• [Given exercise]
Images embedded in the records are excluded; print everything else exactly as given.

• [Records provided]
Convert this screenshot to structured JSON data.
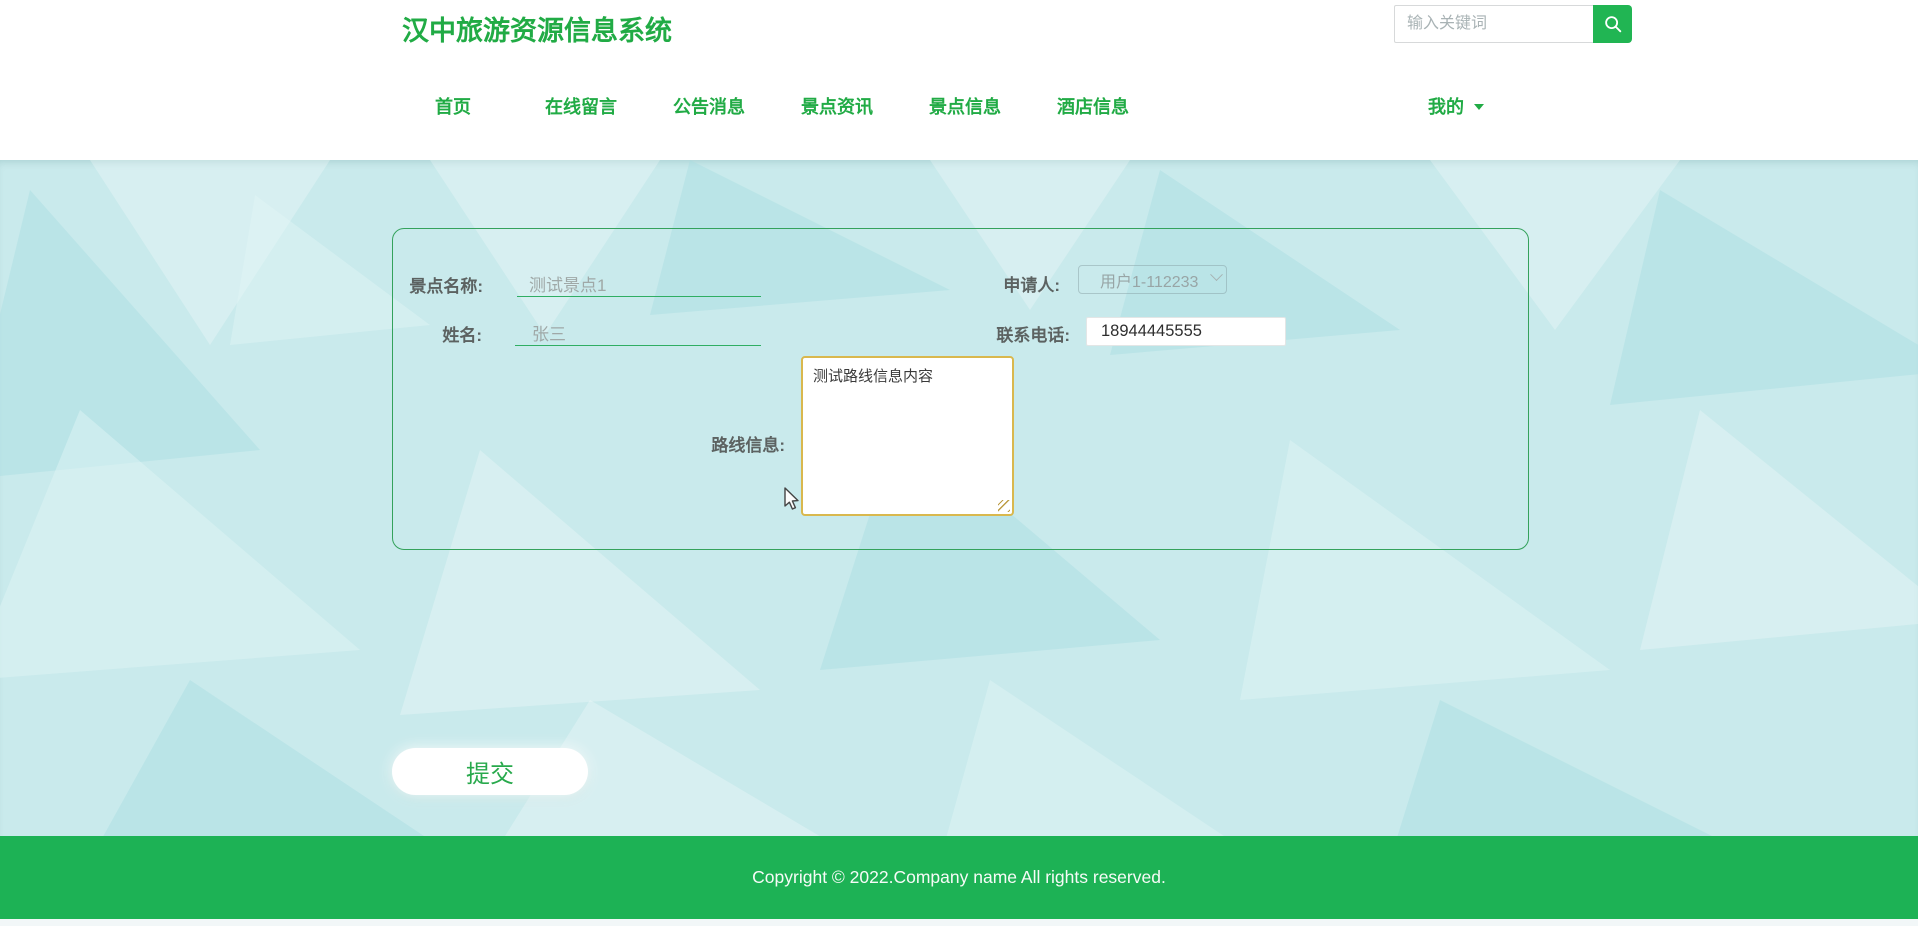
{
  "header": {
    "title": "汉中旅游资源信息系统",
    "search": {
      "placeholder": "输入关键词"
    },
    "nav": [
      {
        "label": "首页"
      },
      {
        "label": "在线留言"
      },
      {
        "label": "公告消息"
      },
      {
        "label": "景点资讯"
      },
      {
        "label": "景点信息"
      },
      {
        "label": "酒店信息"
      }
    ],
    "user_menu": {
      "label": "我的"
    }
  },
  "form": {
    "attraction_name": {
      "label": "景点名称:",
      "value": "测试景点1"
    },
    "applicant": {
      "label": "申请人:",
      "value": "用户1-112233"
    },
    "name": {
      "label": "姓名:",
      "value": "张三"
    },
    "phone": {
      "label": "联系电话:",
      "value": "18944445555"
    },
    "route_info": {
      "label": "路线信息:",
      "value": "测试路线信息内容"
    },
    "submit_label": "提交"
  },
  "footer": {
    "copyright": "Copyright © 2022.Company name All rights reserved."
  },
  "colors": {
    "brand_green": "#21ab45",
    "search_button_green": "#21b553",
    "footer_green": "#1db255",
    "background_aqua": "#c9eaec",
    "panel_border_green": "#34a25c",
    "input_underline_green": "#2fae63",
    "textarea_border_gold": "#d9b84e",
    "muted_value_gray": "#9fa8a7"
  }
}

• [Exercise response]
Convert this screenshot to structured JSON data.
{
  "header": {
    "title": "汉中旅游资源信息系统",
    "search": {
      "placeholder": "输入关键词"
    },
    "nav": [
      {
        "label": "首页"
      },
      {
        "label": "在线留言"
      },
      {
        "label": "公告消息"
      },
      {
        "label": "景点资讯"
      },
      {
        "label": "景点信息"
      },
      {
        "label": "酒店信息"
      }
    ],
    "user_menu": {
      "label": "我的"
    }
  },
  "form": {
    "attraction_name": {
      "label": "景点名称:",
      "value": "测试景点1"
    },
    "applicant": {
      "label": "申请人:",
      "value": "用户1-112233"
    },
    "name": {
      "label": "姓名:",
      "value": "张三"
    },
    "phone": {
      "label": "联系电话:",
      "value": "18944445555"
    },
    "route_info": {
      "label": "路线信息:",
      "value": "测试路线信息内容"
    },
    "submit_label": "提交"
  },
  "footer": {
    "copyright": "Copyright © 2022.Company name All rights reserved."
  },
  "colors": {
    "brand_green": "#21ab45",
    "search_button_green": "#21b553",
    "footer_green": "#1db255",
    "background_aqua": "#c9eaec",
    "panel_border_green": "#34a25c",
    "input_underline_green": "#2fae63",
    "textarea_border_gold": "#d9b84e",
    "muted_value_gray": "#9fa8a7"
  }
}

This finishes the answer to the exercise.